SOURCE RECORDS:
--------------------
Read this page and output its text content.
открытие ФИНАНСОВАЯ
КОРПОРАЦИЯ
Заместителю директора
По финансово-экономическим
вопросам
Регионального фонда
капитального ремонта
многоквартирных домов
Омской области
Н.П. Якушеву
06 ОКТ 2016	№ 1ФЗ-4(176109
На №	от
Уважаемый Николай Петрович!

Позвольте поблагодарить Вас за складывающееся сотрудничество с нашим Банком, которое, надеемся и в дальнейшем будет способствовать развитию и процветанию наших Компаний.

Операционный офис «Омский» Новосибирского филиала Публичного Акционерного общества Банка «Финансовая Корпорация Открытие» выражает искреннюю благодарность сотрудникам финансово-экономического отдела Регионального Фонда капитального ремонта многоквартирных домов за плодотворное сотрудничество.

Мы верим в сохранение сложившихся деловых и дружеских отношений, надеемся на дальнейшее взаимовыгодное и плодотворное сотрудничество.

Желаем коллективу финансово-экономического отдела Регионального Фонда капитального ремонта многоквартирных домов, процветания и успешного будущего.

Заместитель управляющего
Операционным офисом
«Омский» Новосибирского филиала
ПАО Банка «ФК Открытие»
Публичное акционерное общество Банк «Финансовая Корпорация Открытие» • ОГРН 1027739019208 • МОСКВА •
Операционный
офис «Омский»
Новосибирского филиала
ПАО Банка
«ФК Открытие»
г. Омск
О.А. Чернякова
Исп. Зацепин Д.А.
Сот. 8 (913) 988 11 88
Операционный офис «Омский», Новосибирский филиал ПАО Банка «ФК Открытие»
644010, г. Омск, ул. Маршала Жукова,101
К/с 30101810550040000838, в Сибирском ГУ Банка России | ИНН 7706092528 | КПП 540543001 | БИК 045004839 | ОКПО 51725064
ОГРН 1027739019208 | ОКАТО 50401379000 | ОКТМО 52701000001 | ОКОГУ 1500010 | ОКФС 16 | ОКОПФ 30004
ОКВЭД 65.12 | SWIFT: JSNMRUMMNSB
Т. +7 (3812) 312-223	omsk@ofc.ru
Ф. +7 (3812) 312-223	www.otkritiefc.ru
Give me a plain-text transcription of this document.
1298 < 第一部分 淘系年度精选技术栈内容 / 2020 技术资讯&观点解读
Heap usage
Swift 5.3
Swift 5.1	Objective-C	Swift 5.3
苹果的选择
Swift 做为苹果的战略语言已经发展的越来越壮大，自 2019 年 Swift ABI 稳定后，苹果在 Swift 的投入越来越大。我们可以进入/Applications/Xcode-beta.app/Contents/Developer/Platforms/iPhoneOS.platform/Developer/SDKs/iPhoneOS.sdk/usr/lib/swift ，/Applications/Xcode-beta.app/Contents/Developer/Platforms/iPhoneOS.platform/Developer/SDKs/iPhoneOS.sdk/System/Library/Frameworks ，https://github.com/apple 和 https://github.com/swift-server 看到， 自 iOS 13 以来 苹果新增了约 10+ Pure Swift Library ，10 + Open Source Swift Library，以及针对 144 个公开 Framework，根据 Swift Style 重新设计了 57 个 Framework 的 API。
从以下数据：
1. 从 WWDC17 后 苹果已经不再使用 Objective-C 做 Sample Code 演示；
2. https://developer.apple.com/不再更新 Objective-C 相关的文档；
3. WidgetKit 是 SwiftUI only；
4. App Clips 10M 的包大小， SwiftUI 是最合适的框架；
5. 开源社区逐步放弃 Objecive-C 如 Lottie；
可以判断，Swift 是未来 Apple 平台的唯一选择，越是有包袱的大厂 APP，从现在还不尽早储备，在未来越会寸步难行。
--------------------
WHAT YOU ARE ASKED TO DO: Please output every record, keeping each line exact.

THE RESULT:
Read this page and output its text content.
открытие ФИНАНСОВАЯ
КОРПОРАЦИЯ
Заместителю директора
По финансово-экономическим
вопросам
Регионального фонда
капитального ремонта
многоквартирных домов
Омской области
Н.П. Якушеву
06 ОКТ 2016	№ 1ФЗ-4(176109
На №	от
Уважаемый Николай Петрович!

Позвольте поблагодарить Вас за складывающееся сотрудничество с нашим Банком, которое, надеемся и в дальнейшем будет способствовать развитию и процветанию наших Компаний.

Операционный офис «Омский» Новосибирского филиала Публичного Акционерного общества Банка «Финансовая Корпорация Открытие» выражает искреннюю благодарность сотрудникам финансово-экономического отдела Регионального Фонда капитального ремонта многоквартирных домов за плодотворное сотрудничество.

Мы верим в сохранение сложившихся деловых и дружеских отношений, надеемся на дальнейшее взаимовыгодное и плодотворное сотрудничество.

Желаем коллективу финансово-экономического отдела Регионального Фонда капитального ремонта многоквартирных домов, процветания и успешного будущего.

Заместитель управляющего
Операционным офисом
«Омский» Новосибирского филиала
ПАО Банка «ФК Открытие»
Публичное акционерное общество Банк «Финансовая Корпорация Открытие» • ОГРН 1027739019208 • МОСКВА •
Операционный
офис «Омский»
Новосибирского филиала
ПАО Банка
«ФК Открытие»
г. Омск
О.А. Чернякова
Исп. Зацепин Д.А.
Сот. 8 (913) 988 11 88
Операционный офис «Омский», Новосибирский филиал ПАО Банка «ФК Открытие»
644010, г. Омск, ул. Маршала Жукова,101
К/с 30101810550040000838, в Сибирском ГУ Банка России | ИНН 7706092528 | КПП 540543001 | БИК 045004839 | ОКПО 51725064
ОГРН 1027739019208 | ОКАТО 50401379000 | ОКТМО 52701000001 | ОКОГУ 1500010 | ОКФС 16 | ОКОПФ 30004
ОКВЭД 65.12 | SWIFT: JSNMRUMMNSB
Т. +7 (3812) 312-223	omsk@ofc.ru
Ф. +7 (3812) 312-223	www.otkritiefc.ru
Give me a plain-text transcription of this document.
1298 < 第一部分 淘系年度精选技术栈内容 / 2020 技术资讯&观点解读
Heap usage
Swift 5.3
Swift 5.1	Objective-C	Swift 5.3
苹果的选择
Swift 做为苹果的战略语言已经发展的越来越壮大，自 2019 年 Swift ABI 稳定后，苹果在 Swift 的投入越来越大。我们可以进入/Applications/Xcode-beta.app/Contents/Developer/Platforms/iPhoneOS.platform/Developer/SDKs/iPhoneOS.sdk/usr/lib/swift ，/Applications/Xcode-beta.app/Contents/Developer/Platforms/iPhoneOS.platform/Developer/SDKs/iPhoneOS.sdk/System/Library/Frameworks ，https://github.com/apple 和 https://github.com/swift-server 看到， 自 iOS 13 以来 苹果新增了约 10+ Pure Swift Library ，10 + Open Source Swift Library，以及针对 144 个公开 Framework，根据 Swift Style 重新设计了 57 个 Framework 的 API。
从以下数据：
1. 从 WWDC17 后 苹果已经不再使用 Objective-C 做 Sample Code 演示；
2. https://developer.apple.com/不再更新 Objective-C 相关的文档；
3. WidgetKit 是 SwiftUI only；
4. App Clips 10M 的包大小， SwiftUI 是最合适的框架；
5. 开源社区逐步放弃 Objecive-C 如 Lottie；
可以判断，Swift 是未来 Apple 平台的唯一选择，越是有包袱的大厂 APP，从现在还不尽早储备，在未来越会寸步难行。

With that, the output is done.